▶ GOAL OF THE EXERCISE
Check every line of the entries that follow, and copy the ones containing "label".
━━ RECORD EXCERPTS
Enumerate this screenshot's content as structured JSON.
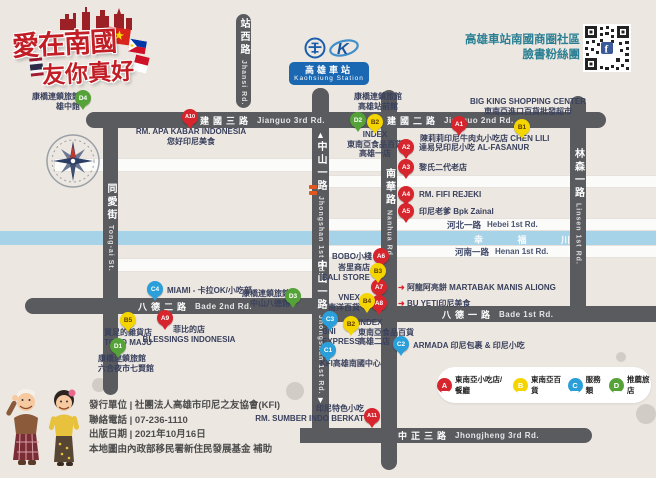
{
  "title_logo": {
    "line1": "愛在南國",
    "line2": "友你真好"
  },
  "header": {
    "fb_line1": "高雄車站南國商圈社區",
    "fb_line2": "臉書粉絲團",
    "qr_icon": "facebook-f"
  },
  "station": {
    "zh": "高雄車站",
    "en": "Kaohsiung Station"
  },
  "roads": {
    "jianguo3": {
      "zh": "建國三路",
      "en": "Jianguo 3rd Rd."
    },
    "jianguo2": {
      "zh": "建國二路",
      "en": "Jianguo 2nd Rd."
    },
    "jhansi": {
      "zh": "站西路",
      "en": "Jhansi Rd."
    },
    "tongai": {
      "zh": "同愛街",
      "en": "Tong-ai St."
    },
    "jhongshan": {
      "zh": "中山一路",
      "en": "Jhongshan 1st Rd."
    },
    "nanhua": {
      "zh": "南華路",
      "en": "Nanhua Rd."
    },
    "linsen": {
      "zh": "林森一路",
      "en": "Linsen 1st Rd."
    },
    "hebei": {
      "zh": "河北一路",
      "en": "Hebei 1st Rd."
    },
    "henan": {
      "zh": "河南一路",
      "en": "Henan 1st Rd."
    },
    "bade2": {
      "zh": "八德二路",
      "en": "Bade 2nd Rd."
    },
    "bade1": {
      "zh": "八德一路",
      "en": "Bade 1st Rd."
    },
    "jhongjheng": {
      "zh": "中正三路",
      "en": "Jhongjheng 3rd Rd."
    },
    "river": {
      "zh": "幸 福 川"
    }
  },
  "map": {
    "markers": [
      {
        "id": "A1",
        "x": 459,
        "y": 124,
        "lines": [
          "陳莉莉印尼牛肉丸小吃店 CHEN LILI"
        ],
        "lx": 420,
        "ly": 134,
        "lw": 150,
        "align": "left"
      },
      {
        "id": "A2",
        "x": 406,
        "y": 147,
        "lines": [
          "達易兒印尼小吃 AL-FASANUR"
        ],
        "lx": 419,
        "ly": 143,
        "lw": 130,
        "align": "left"
      },
      {
        "id": "A3",
        "x": 406,
        "y": 167,
        "lines": [
          "黎氏二代老店"
        ],
        "lx": 419,
        "ly": 163,
        "lw": 90,
        "align": "left"
      },
      {
        "id": "A4",
        "x": 406,
        "y": 194,
        "lines": [
          "RM. FIFI REJEKI"
        ],
        "lx": 419,
        "ly": 190,
        "lw": 90,
        "align": "left"
      },
      {
        "id": "A5",
        "x": 406,
        "y": 211,
        "lines": [
          "印尼老爹 Bpk Zainal"
        ],
        "lx": 419,
        "ly": 207,
        "lw": 110,
        "align": "left"
      },
      {
        "id": "A6",
        "x": 381,
        "y": 256,
        "lines": [
          "BOBO小棧"
        ],
        "lx": 314,
        "ly": 252,
        "lw": 58,
        "align": "right"
      },
      {
        "id": "A7",
        "x": 379,
        "y": 287,
        "arrow": true,
        "lines": [
          "阿龍阿亮餅 MARTABAK MANIS ALIONG"
        ],
        "lx": 398,
        "ly": 283,
        "lw": 175,
        "align": "left"
      },
      {
        "id": "A8",
        "x": 379,
        "y": 303,
        "arrow": true,
        "lines": [
          "BU YETI印尼美食"
        ],
        "lx": 398,
        "ly": 299,
        "lw": 110,
        "align": "left"
      },
      {
        "id": "A9",
        "x": 165,
        "y": 318,
        "lines": [
          "菲比的店",
          "BLESSINGS INDONESIA"
        ],
        "lx": 140,
        "ly": 325,
        "lw": 98,
        "align": "center"
      },
      {
        "id": "A10",
        "x": 190,
        "y": 117,
        "lines": [
          "RM. APA KABAR INDONESIA",
          "您好印尼美食"
        ],
        "lx": 130,
        "ly": 127,
        "lw": 122,
        "align": "center"
      },
      {
        "id": "A11",
        "x": 372,
        "y": 416,
        "lines": [
          "印尼特色小吃",
          "RM. SUMBER INDO BERKAT"
        ],
        "lx": 252,
        "ly": 404,
        "lw": 112,
        "align": "right"
      },
      {
        "id": "B1",
        "x": 522,
        "y": 127,
        "lines": [
          "BIG KING SHOPPING CENTER",
          "東南亞進口百貨批發超市"
        ],
        "lx": 466,
        "ly": 97,
        "lw": 124,
        "align": "center"
      },
      {
        "id": "B2",
        "x": 375,
        "y": 122,
        "lines": [
          "INDEX",
          "東南亞食品百貨",
          "高雄一店"
        ],
        "lx": 340,
        "ly": 130,
        "lw": 70,
        "align": "center"
      },
      {
        "id": "B2",
        "x": 351,
        "y": 324,
        "lines": [
          "INDEX",
          "東南亞食品百貨",
          "高雄二店"
        ],
        "lx": 358,
        "ly": 318,
        "lw": 70,
        "align": "left"
      },
      {
        "id": "B3",
        "x": 378,
        "y": 271,
        "lines": [
          "峇里商店",
          "BALI STORE"
        ],
        "lx": 314,
        "ly": 263,
        "lw": 56,
        "align": "right"
      },
      {
        "id": "B4",
        "x": 367,
        "y": 301,
        "lines": [
          "VNEX",
          "南洋百貨"
        ],
        "lx": 314,
        "ly": 293,
        "lw": 46,
        "align": "right"
      },
      {
        "id": "B5",
        "x": 128,
        "y": 320,
        "lines": [
          "買足的雜貨店",
          "TOKO MAJU"
        ],
        "lx": 92,
        "ly": 328,
        "lw": 72,
        "align": "center"
      },
      {
        "id": "C1",
        "x": 328,
        "y": 350,
        "lines": [
          "KFI高雄南國中心"
        ],
        "lx": 320,
        "ly": 359,
        "lw": 95,
        "align": "left"
      },
      {
        "id": "C2",
        "x": 401,
        "y": 344,
        "lines": [
          "ARMADA 印尼包裹 & 印尼小吃"
        ],
        "lx": 413,
        "ly": 341,
        "lw": 140,
        "align": "left"
      },
      {
        "id": "C3",
        "x": 330,
        "y": 319,
        "lines": [
          "BNI",
          "EXPRESS"
        ],
        "lx": 322,
        "ly": 327,
        "lw": 55,
        "align": "left"
      },
      {
        "id": "C4",
        "x": 155,
        "y": 289,
        "lines": [
          "MIAMI - 卡拉OK/小吃部"
        ],
        "lx": 167,
        "ly": 286,
        "lw": 115,
        "align": "left"
      },
      {
        "id": "D1",
        "x": 118,
        "y": 346,
        "lines": [
          "康橋連鎖旅館",
          "六合夜市七賢館"
        ],
        "lx": 98,
        "ly": 354,
        "lw": 75,
        "align": "left"
      },
      {
        "id": "D2",
        "x": 358,
        "y": 120,
        "lines": [
          "康橋連鎖旅館",
          "高雄站前館"
        ],
        "lx": 344,
        "ly": 92,
        "lw": 68,
        "align": "center"
      },
      {
        "id": "D3",
        "x": 293,
        "y": 296,
        "lines": [
          "康橋連鎖旅館",
          "中山八德館"
        ],
        "lx": 228,
        "ly": 289,
        "lw": 62,
        "align": "right"
      },
      {
        "id": "D4",
        "x": 83,
        "y": 98,
        "lines": [
          "康橋連鎖旅館",
          "雄中館"
        ],
        "lx": 20,
        "ly": 92,
        "lw": 60,
        "align": "right"
      }
    ]
  },
  "legend": {
    "items": [
      {
        "id": "A",
        "label": "東南亞小吃店/餐廳",
        "color": "#d6252d"
      },
      {
        "id": "B",
        "label": "東南亞百貨",
        "color": "#f4d500"
      },
      {
        "id": "C",
        "label": "服務類",
        "color": "#2b9fd9"
      },
      {
        "id": "D",
        "label": "推薦旅店",
        "color": "#55a338"
      }
    ]
  },
  "footer": {
    "lines": [
      "發行單位 | 社團法人高雄市印尼之友協會(KFI)",
      "聯絡電話 | 07-236-1110",
      "出版日期 | 2021年10月16日",
      "本地圖由內政部移民署新住民發展基金 補助"
    ]
  },
  "colors": {
    "food": "#d6252d",
    "goods": "#f4d500",
    "service": "#2b9fd9",
    "hotel": "#55a338",
    "road": "#5a5b5f",
    "river": "#a7d3e8",
    "accent_teal": "#2a7f93",
    "station_blue": "#1a68b2",
    "title_red": "#c21e26",
    "background": "#ece7e1"
  }
}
━━━━
▶ CORRECT RESPONSE
        "label": "東南亞小吃店/餐廳",
        "label": "東南亞百貨",
        "label": "服務類",
        "label": "推薦旅店",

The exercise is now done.